* [Required work] Go over the entries below line by line, copying each one that contains the word "star".
Begin Dataset records
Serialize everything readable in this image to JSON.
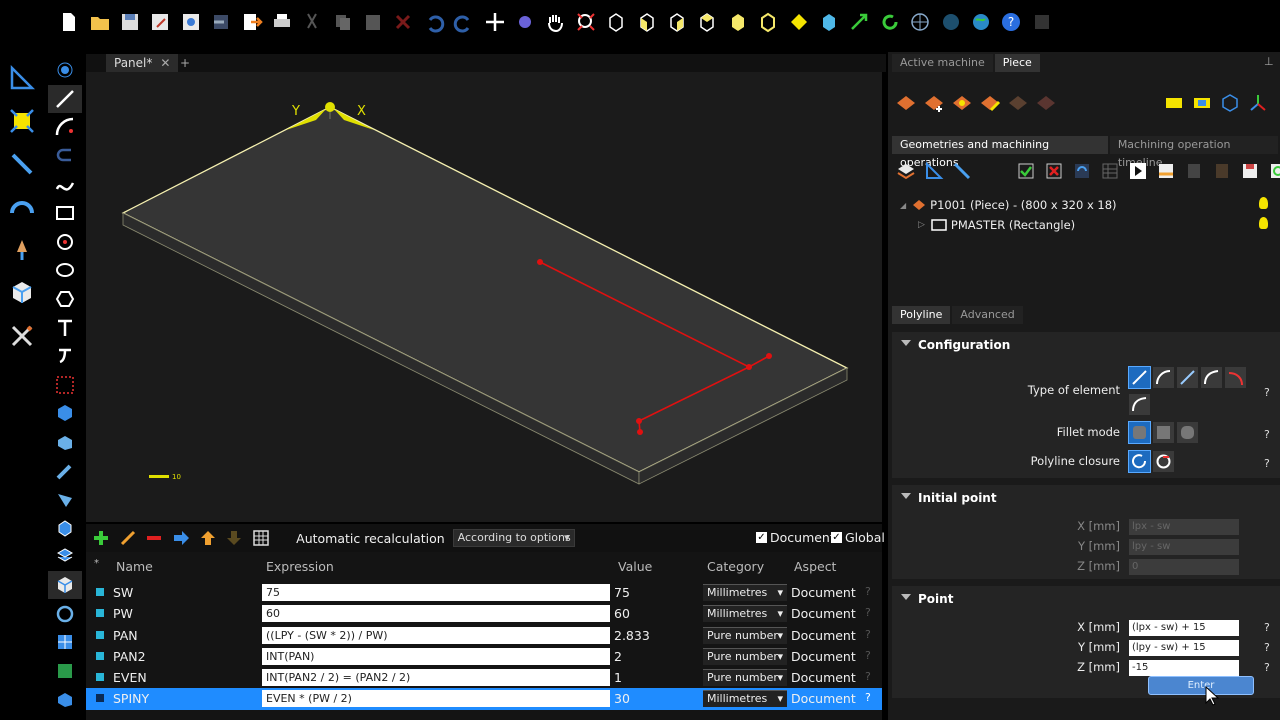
{
  "document_tab": {
    "label": "Panel*",
    "close": "✕",
    "add": "+"
  },
  "viewport": {
    "axis_x": "X",
    "axis_y": "Y",
    "scale_label": "10"
  },
  "variables_toolbar": {
    "auto_label": "Automatic recalculation",
    "recalc_value": "According to options",
    "document_label": "Document",
    "global_label": "Global"
  },
  "variables": {
    "headers": {
      "star": "*",
      "name": "Name",
      "expression": "Expression",
      "value": "Value",
      "category": "Category",
      "aspect": "Aspect"
    },
    "rows": [
      {
        "name": "SW",
        "expression": "75",
        "value": "75",
        "category": "Millimetres",
        "aspect": "Document",
        "q": "?"
      },
      {
        "name": "PW",
        "expression": "60",
        "value": "60",
        "category": "Millimetres",
        "aspect": "Document",
        "q": "?"
      },
      {
        "name": "PAN",
        "expression": "((LPY - (SW * 2)) / PW)",
        "value": "2.833",
        "category": "Pure number",
        "aspect": "Document",
        "q": "?"
      },
      {
        "name": "PAN2",
        "expression": "INT(PAN)",
        "value": "2",
        "category": "Pure number",
        "aspect": "Document",
        "q": "?"
      },
      {
        "name": "EVEN",
        "expression": "INT(PAN2 / 2) = (PAN2 / 2)",
        "value": "1",
        "category": "Pure number",
        "aspect": "Document",
        "q": "?"
      },
      {
        "name": "SPINY",
        "expression": "EVEN * (PW / 2)",
        "value": "30",
        "category": "Millimetres",
        "aspect": "Document",
        "q": "?"
      }
    ]
  },
  "right_panel": {
    "top_tabs": [
      "Active machine",
      "Piece"
    ],
    "pin": "⊥",
    "mid_tabs": [
      "Geometries and machining operations",
      "Machining operation timeline"
    ],
    "tree": {
      "piece": "P1001 (Piece) - (800 x 320 x 18)",
      "child": "PMASTER (Rectangle)"
    },
    "prop_tabs": [
      "Polyline",
      "Advanced"
    ],
    "configuration": {
      "title": "Configuration",
      "type_label": "Type of element",
      "fillet_label": "Fillet mode",
      "closure_label": "Polyline closure",
      "q": "?"
    },
    "initial_point": {
      "title": "Initial point",
      "x_label": "X [mm]",
      "x_value": "lpx - sw",
      "y_label": "Y [mm]",
      "y_value": "lpy - sw",
      "z_label": "Z [mm]",
      "z_value": "0"
    },
    "point": {
      "title": "Point",
      "x_label": "X [mm]",
      "x_value": "(lpx - sw) + 15",
      "y_label": "Y [mm]",
      "y_value": "(lpy - sw) + 15",
      "z_label": "Z [mm]",
      "z_value": "-15",
      "q": "?"
    },
    "enter_label": "Enter"
  },
  "colors": {
    "accent": "#1f8cff",
    "panel_edge": "#f5f0b0",
    "polyline": "#e01010",
    "handle": "#e0e000"
  }
}
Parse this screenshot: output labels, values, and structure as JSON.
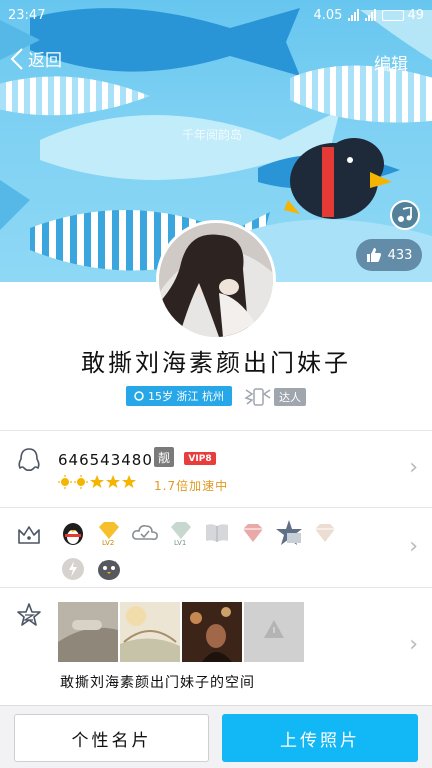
{
  "status_bar": {
    "time": "23:47",
    "net_speed": "4.05",
    "battery": "49",
    "battery_fraction": 0.49
  },
  "nav": {
    "back_label": "返回",
    "edit_label": "编辑"
  },
  "cover": {
    "watermark": "千年阅韵岛",
    "like_count": "433"
  },
  "profile": {
    "nickname": "敢撕刘海素颜出门妹子",
    "info_tag": "15岁 浙江 杭州",
    "talent_label": "达人"
  },
  "qq_row": {
    "qq_number": "646543480",
    "liang_badge": "靓",
    "vip_badge": "VIP8",
    "speed_text": "1.7倍加速中",
    "level_icons": [
      "sun-icon",
      "sun-icon",
      "star-icon",
      "star-icon",
      "star-icon"
    ]
  },
  "badge_row": {
    "icons": [
      "qq-penguin-icon",
      "yellow-diamond-icon",
      "cloud-icon",
      "green-diamond-icon",
      "book-icon",
      "pink-diamond-icon",
      "star-badge-icon",
      "pale-diamond-icon",
      "lightning-icon",
      "penguin-face-icon"
    ],
    "level_labels": {
      "yellow_diamond": "LV2",
      "green_diamond": "LV1"
    }
  },
  "space_row": {
    "label": "敢撕刘海素颜出门妹子的空间"
  },
  "bottom_bar": {
    "card_label": "个性名片",
    "upload_label": "上传照片"
  },
  "colors": {
    "accent": "#12b7f5",
    "tag": "#27a7e8",
    "vip": "#e73d3d",
    "gold_text": "#e19a20"
  }
}
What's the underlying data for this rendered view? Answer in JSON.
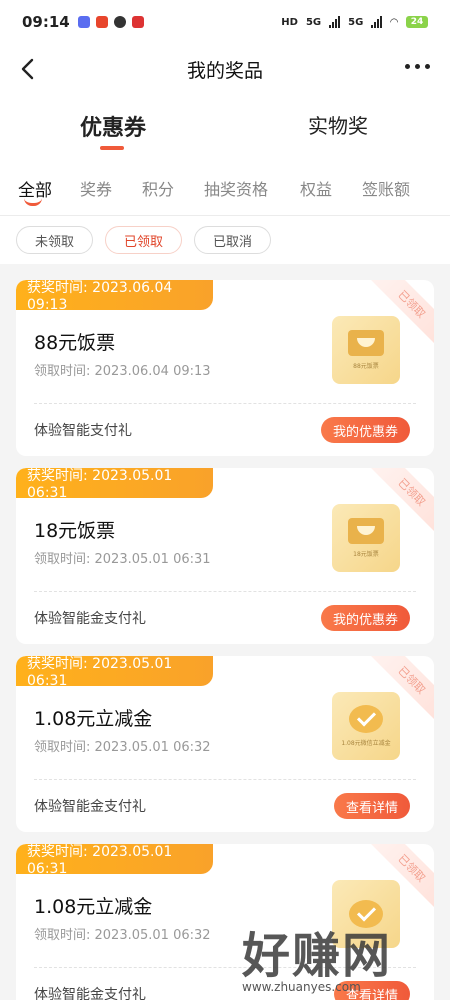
{
  "status": {
    "time": "09:14",
    "net1": "5G",
    "net2": "5G",
    "battery": "24"
  },
  "nav": {
    "title": "我的奖品"
  },
  "main_tabs": [
    "优惠券",
    "实物奖"
  ],
  "sub_tabs": [
    "全部",
    "奖券",
    "积分",
    "抽奖资格",
    "权益",
    "签账额"
  ],
  "filters": [
    "未领取",
    "已领取",
    "已取消"
  ],
  "cards": [
    {
      "award_time": "获奖时间: 2023.06.04 09:13",
      "status": "已领取",
      "name": "88元饭票",
      "receive_time": "领取时间: 2023.06.04 09:13",
      "thumb_text": "88元饭票",
      "thumb_icon": "ticket-icon",
      "gift": "体验智能支付礼",
      "button": "我的优惠券"
    },
    {
      "award_time": "获奖时间: 2023.05.01 06:31",
      "status": "已领取",
      "name": "18元饭票",
      "receive_time": "领取时间: 2023.05.01 06:31",
      "thumb_text": "18元饭票",
      "thumb_icon": "ticket-icon",
      "gift": "体验智能金支付礼",
      "button": "我的优惠券"
    },
    {
      "award_time": "获奖时间: 2023.05.01 06:31",
      "status": "已领取",
      "name": "1.08元立减金",
      "receive_time": "领取时间: 2023.05.01 06:32",
      "thumb_text": "1.08元微信立减金",
      "thumb_icon": "wechat-check-icon",
      "gift": "体验智能金支付礼",
      "button": "查看详情"
    },
    {
      "award_time": "获奖时间: 2023.05.01 06:31",
      "status": "已领取",
      "name": "1.08元立减金",
      "receive_time": "领取时间: 2023.05.01 06:32",
      "thumb_text": "",
      "thumb_icon": "wechat-check-icon",
      "gift": "体验智能金支付礼",
      "button": "查看详情"
    }
  ],
  "watermark": {
    "big": "好赚网",
    "small": "www.zhuanyes.com"
  },
  "colors": {
    "accent": "#f05a3a",
    "award_bg": "#ffb11b",
    "button": "#f9794a"
  }
}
End Dataset records
* [Expected output]
      "star": "*",
      "star-icon",
      "star-icon",
      "star-icon"
      "star-badge-icon",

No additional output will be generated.